| Stored data |
______________________________
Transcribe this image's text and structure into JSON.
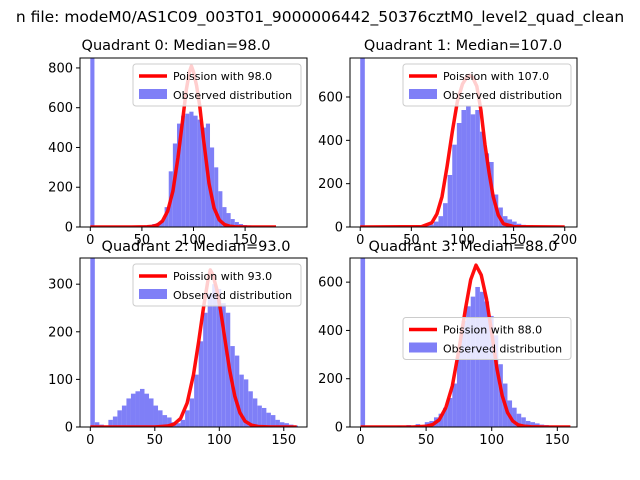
{
  "suptitle": "n file: modeM0/AS1C09_003T01_9000006442_50376cztM0_level2_quad_clean",
  "colors": {
    "hist": "#7f7ff7",
    "line": "#ff0000",
    "axis": "#000000",
    "text": "#000000"
  },
  "chart_data": [
    {
      "type": "bar",
      "title": "Quadrant 0: Median=98.0",
      "xlim": [
        -10,
        210
      ],
      "ylim": [
        0,
        850
      ],
      "xticks": [
        0,
        50,
        100,
        150
      ],
      "yticks": [
        0,
        200,
        400,
        600,
        800
      ],
      "bin_width": 4,
      "legend_position": "upper-right",
      "legend": [
        "Poission with 98.0",
        "Observed distribution"
      ],
      "hist": {
        "x": [
          0,
          4,
          8,
          12,
          16,
          20,
          24,
          28,
          32,
          36,
          40,
          44,
          48,
          52,
          56,
          60,
          64,
          68,
          72,
          76,
          80,
          84,
          88,
          92,
          96,
          100,
          104,
          108,
          112,
          116,
          120,
          124,
          128,
          132,
          136,
          140,
          144,
          148,
          152,
          156,
          160,
          164,
          168,
          172,
          176
        ],
        "values": [
          850,
          0,
          0,
          0,
          0,
          0,
          0,
          0,
          2,
          2,
          3,
          4,
          6,
          8,
          10,
          15,
          20,
          30,
          100,
          280,
          420,
          520,
          560,
          570,
          580,
          560,
          540,
          500,
          520,
          400,
          300,
          180,
          100,
          70,
          40,
          25,
          15,
          10,
          8,
          5,
          4,
          3,
          2,
          2,
          1
        ]
      },
      "poisson": {
        "x": [
          0,
          40,
          55,
          60,
          65,
          70,
          75,
          80,
          85,
          90,
          93,
          96,
          98,
          100,
          103,
          106,
          110,
          115,
          120,
          125,
          130,
          135,
          140,
          150,
          180
        ],
        "values": [
          0,
          0,
          1,
          3,
          10,
          30,
          80,
          180,
          350,
          560,
          690,
          780,
          810,
          780,
          710,
          610,
          430,
          220,
          95,
          35,
          12,
          4,
          1,
          0,
          0
        ]
      }
    },
    {
      "type": "bar",
      "title": "Quadrant 1: Median=107.0",
      "xlim": [
        -10,
        212
      ],
      "ylim": [
        0,
        780
      ],
      "xticks": [
        0,
        50,
        100,
        150,
        200
      ],
      "yticks": [
        0,
        200,
        400,
        600
      ],
      "bin_width": 4.5,
      "legend_position": "upper-right",
      "legend": [
        "Poission with 107.0",
        "Observed distribution"
      ],
      "hist": {
        "x": [
          0,
          4.5,
          54,
          63,
          67.5,
          72,
          76.5,
          81,
          85.5,
          90,
          94.5,
          99,
          103.5,
          108,
          112.5,
          117,
          121.5,
          126,
          130.5,
          135,
          139.5,
          144,
          148.5,
          153,
          157.5,
          162
        ],
        "values": [
          780,
          0,
          5,
          8,
          12,
          25,
          50,
          110,
          240,
          380,
          480,
          540,
          560,
          520,
          540,
          440,
          340,
          300,
          150,
          90,
          50,
          35,
          25,
          15,
          10,
          5
        ]
      },
      "poisson": {
        "x": [
          0,
          60,
          70,
          75,
          80,
          85,
          90,
          95,
          100,
          104,
          107,
          110,
          114,
          118,
          122,
          126,
          130,
          135,
          140,
          150,
          200
        ],
        "values": [
          0,
          2,
          20,
          60,
          140,
          280,
          440,
          580,
          660,
          690,
          700,
          690,
          650,
          540,
          380,
          250,
          140,
          55,
          15,
          2,
          0
        ]
      }
    },
    {
      "type": "bar",
      "title": "Quadrant 2: Median=93.0",
      "xlim": [
        -8,
        168
      ],
      "ylim": [
        0,
        355
      ],
      "xticks": [
        0,
        50,
        100,
        150
      ],
      "yticks": [
        0,
        100,
        200,
        300
      ],
      "bin_width": 3.5,
      "legend_position": "upper-right",
      "legend": [
        "Poission with 93.0",
        "Observed distribution"
      ],
      "hist": {
        "x": [
          0,
          3.5,
          7,
          10.5,
          14,
          17.5,
          21,
          24.5,
          28,
          31.5,
          35,
          38.5,
          42,
          45.5,
          49,
          52.5,
          56,
          59.5,
          63,
          66.5,
          70,
          73.5,
          77,
          80.5,
          84,
          87.5,
          91,
          94.5,
          98,
          101.5,
          105,
          108.5,
          112,
          115.5,
          119,
          122.5,
          126,
          129.5,
          133,
          136.5,
          140,
          143.5,
          147,
          150.5,
          154,
          157.5
        ],
        "values": [
          355,
          10,
          5,
          3,
          15,
          22,
          35,
          45,
          60,
          70,
          75,
          80,
          70,
          60,
          45,
          35,
          25,
          20,
          10,
          8,
          15,
          35,
          60,
          110,
          180,
          240,
          280,
          300,
          290,
          260,
          240,
          170,
          150,
          110,
          100,
          75,
          60,
          45,
          40,
          30,
          25,
          15,
          10,
          8,
          5,
          3
        ]
      },
      "poisson": {
        "x": [
          0,
          50,
          60,
          65,
          70,
          75,
          80,
          84,
          88,
          91,
          93,
          95,
          98,
          101,
          104,
          108,
          112,
          116,
          120,
          125,
          130,
          140,
          160
        ],
        "values": [
          0,
          0,
          2,
          6,
          18,
          50,
          110,
          180,
          255,
          305,
          330,
          320,
          290,
          245,
          190,
          120,
          65,
          30,
          12,
          4,
          1,
          0,
          0
        ]
      }
    },
    {
      "type": "bar",
      "title": "Quadrant 3: Median=88.0",
      "xlim": [
        -8,
        165
      ],
      "ylim": [
        0,
        700
      ],
      "xticks": [
        0,
        50,
        100,
        150
      ],
      "yticks": [
        0,
        200,
        400,
        600
      ],
      "bin_width": 3.5,
      "legend_position": "center-right",
      "legend": [
        "Poission with 88.0",
        "Observed distribution"
      ],
      "hist": {
        "x": [
          0,
          3.5,
          28,
          35,
          42,
          49,
          52.5,
          56,
          59.5,
          63,
          66.5,
          70,
          73.5,
          77,
          80.5,
          84,
          87.5,
          91,
          94.5,
          98,
          101.5,
          105,
          108.5,
          112,
          115.5,
          119,
          122.5,
          126,
          129.5,
          133,
          136.5,
          140,
          143.5,
          147,
          150.5
        ],
        "values": [
          700,
          0,
          5,
          8,
          12,
          20,
          25,
          40,
          55,
          80,
          120,
          180,
          320,
          440,
          500,
          540,
          580,
          560,
          520,
          460,
          380,
          260,
          180,
          110,
          80,
          55,
          40,
          25,
          20,
          15,
          10,
          8,
          5,
          3,
          2
        ]
      },
      "poisson": {
        "x": [
          0,
          40,
          50,
          55,
          60,
          65,
          70,
          75,
          80,
          84,
          88,
          92,
          96,
          100,
          104,
          108,
          112,
          116,
          120,
          125,
          130,
          140,
          160
        ],
        "values": [
          0,
          0,
          3,
          10,
          30,
          80,
          170,
          320,
          490,
          610,
          670,
          630,
          530,
          390,
          240,
          130,
          60,
          25,
          9,
          3,
          1,
          0,
          0
        ]
      }
    }
  ]
}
______________________________
| Work required |
Copy the material above in full and exactly, skipping pictures.

| Written answer |
Transcribe this image's text and structure into JSON.
{
  "suptitle": "n file: modeM0/AS1C09_003T01_9000006442_50376cztM0_level2_quad_clean",
  "colors": {
    "hist": "#7f7ff7",
    "line": "#ff0000",
    "axis": "#000000",
    "text": "#000000"
  },
  "chart_data": [
    {
      "type": "bar",
      "title": "Quadrant 0: Median=98.0",
      "xlim": [
        -10,
        210
      ],
      "ylim": [
        0,
        850
      ],
      "xticks": [
        0,
        50,
        100,
        150
      ],
      "yticks": [
        0,
        200,
        400,
        600,
        800
      ],
      "bin_width": 4,
      "legend_position": "upper-right",
      "legend": [
        "Poission with 98.0",
        "Observed distribution"
      ],
      "hist": {
        "x": [
          0,
          4,
          8,
          12,
          16,
          20,
          24,
          28,
          32,
          36,
          40,
          44,
          48,
          52,
          56,
          60,
          64,
          68,
          72,
          76,
          80,
          84,
          88,
          92,
          96,
          100,
          104,
          108,
          112,
          116,
          120,
          124,
          128,
          132,
          136,
          140,
          144,
          148,
          152,
          156,
          160,
          164,
          168,
          172,
          176
        ],
        "values": [
          850,
          0,
          0,
          0,
          0,
          0,
          0,
          0,
          2,
          2,
          3,
          4,
          6,
          8,
          10,
          15,
          20,
          30,
          100,
          280,
          420,
          520,
          560,
          570,
          580,
          560,
          540,
          500,
          520,
          400,
          300,
          180,
          100,
          70,
          40,
          25,
          15,
          10,
          8,
          5,
          4,
          3,
          2,
          2,
          1
        ]
      },
      "poisson": {
        "x": [
          0,
          40,
          55,
          60,
          65,
          70,
          75,
          80,
          85,
          90,
          93,
          96,
          98,
          100,
          103,
          106,
          110,
          115,
          120,
          125,
          130,
          135,
          140,
          150,
          180
        ],
        "values": [
          0,
          0,
          1,
          3,
          10,
          30,
          80,
          180,
          350,
          560,
          690,
          780,
          810,
          780,
          710,
          610,
          430,
          220,
          95,
          35,
          12,
          4,
          1,
          0,
          0
        ]
      }
    },
    {
      "type": "bar",
      "title": "Quadrant 1: Median=107.0",
      "xlim": [
        -10,
        212
      ],
      "ylim": [
        0,
        780
      ],
      "xticks": [
        0,
        50,
        100,
        150,
        200
      ],
      "yticks": [
        0,
        200,
        400,
        600
      ],
      "bin_width": 4.5,
      "legend_position": "upper-right",
      "legend": [
        "Poission with 107.0",
        "Observed distribution"
      ],
      "hist": {
        "x": [
          0,
          4.5,
          54,
          63,
          67.5,
          72,
          76.5,
          81,
          85.5,
          90,
          94.5,
          99,
          103.5,
          108,
          112.5,
          117,
          121.5,
          126,
          130.5,
          135,
          139.5,
          144,
          148.5,
          153,
          157.5,
          162
        ],
        "values": [
          780,
          0,
          5,
          8,
          12,
          25,
          50,
          110,
          240,
          380,
          480,
          540,
          560,
          520,
          540,
          440,
          340,
          300,
          150,
          90,
          50,
          35,
          25,
          15,
          10,
          5
        ]
      },
      "poisson": {
        "x": [
          0,
          60,
          70,
          75,
          80,
          85,
          90,
          95,
          100,
          104,
          107,
          110,
          114,
          118,
          122,
          126,
          130,
          135,
          140,
          150,
          200
        ],
        "values": [
          0,
          2,
          20,
          60,
          140,
          280,
          440,
          580,
          660,
          690,
          700,
          690,
          650,
          540,
          380,
          250,
          140,
          55,
          15,
          2,
          0
        ]
      }
    },
    {
      "type": "bar",
      "title": "Quadrant 2: Median=93.0",
      "xlim": [
        -8,
        168
      ],
      "ylim": [
        0,
        355
      ],
      "xticks": [
        0,
        50,
        100,
        150
      ],
      "yticks": [
        0,
        100,
        200,
        300
      ],
      "bin_width": 3.5,
      "legend_position": "upper-right",
      "legend": [
        "Poission with 93.0",
        "Observed distribution"
      ],
      "hist": {
        "x": [
          0,
          3.5,
          7,
          10.5,
          14,
          17.5,
          21,
          24.5,
          28,
          31.5,
          35,
          38.5,
          42,
          45.5,
          49,
          52.5,
          56,
          59.5,
          63,
          66.5,
          70,
          73.5,
          77,
          80.5,
          84,
          87.5,
          91,
          94.5,
          98,
          101.5,
          105,
          108.5,
          112,
          115.5,
          119,
          122.5,
          126,
          129.5,
          133,
          136.5,
          140,
          143.5,
          147,
          150.5,
          154,
          157.5
        ],
        "values": [
          355,
          10,
          5,
          3,
          15,
          22,
          35,
          45,
          60,
          70,
          75,
          80,
          70,
          60,
          45,
          35,
          25,
          20,
          10,
          8,
          15,
          35,
          60,
          110,
          180,
          240,
          280,
          300,
          290,
          260,
          240,
          170,
          150,
          110,
          100,
          75,
          60,
          45,
          40,
          30,
          25,
          15,
          10,
          8,
          5,
          3
        ]
      },
      "poisson": {
        "x": [
          0,
          50,
          60,
          65,
          70,
          75,
          80,
          84,
          88,
          91,
          93,
          95,
          98,
          101,
          104,
          108,
          112,
          116,
          120,
          125,
          130,
          140,
          160
        ],
        "values": [
          0,
          0,
          2,
          6,
          18,
          50,
          110,
          180,
          255,
          305,
          330,
          320,
          290,
          245,
          190,
          120,
          65,
          30,
          12,
          4,
          1,
          0,
          0
        ]
      }
    },
    {
      "type": "bar",
      "title": "Quadrant 3: Median=88.0",
      "xlim": [
        -8,
        165
      ],
      "ylim": [
        0,
        700
      ],
      "xticks": [
        0,
        50,
        100,
        150
      ],
      "yticks": [
        0,
        200,
        400,
        600
      ],
      "bin_width": 3.5,
      "legend_position": "center-right",
      "legend": [
        "Poission with 88.0",
        "Observed distribution"
      ],
      "hist": {
        "x": [
          0,
          3.5,
          28,
          35,
          42,
          49,
          52.5,
          56,
          59.5,
          63,
          66.5,
          70,
          73.5,
          77,
          80.5,
          84,
          87.5,
          91,
          94.5,
          98,
          101.5,
          105,
          108.5,
          112,
          115.5,
          119,
          122.5,
          126,
          129.5,
          133,
          136.5,
          140,
          143.5,
          147,
          150.5
        ],
        "values": [
          700,
          0,
          5,
          8,
          12,
          20,
          25,
          40,
          55,
          80,
          120,
          180,
          320,
          440,
          500,
          540,
          580,
          560,
          520,
          460,
          380,
          260,
          180,
          110,
          80,
          55,
          40,
          25,
          20,
          15,
          10,
          8,
          5,
          3,
          2
        ]
      },
      "poisson": {
        "x": [
          0,
          40,
          50,
          55,
          60,
          65,
          70,
          75,
          80,
          84,
          88,
          92,
          96,
          100,
          104,
          108,
          112,
          116,
          120,
          125,
          130,
          140,
          160
        ],
        "values": [
          0,
          0,
          3,
          10,
          30,
          80,
          170,
          320,
          490,
          610,
          670,
          630,
          530,
          390,
          240,
          130,
          60,
          25,
          9,
          3,
          1,
          0,
          0
        ]
      }
    }
  ]
}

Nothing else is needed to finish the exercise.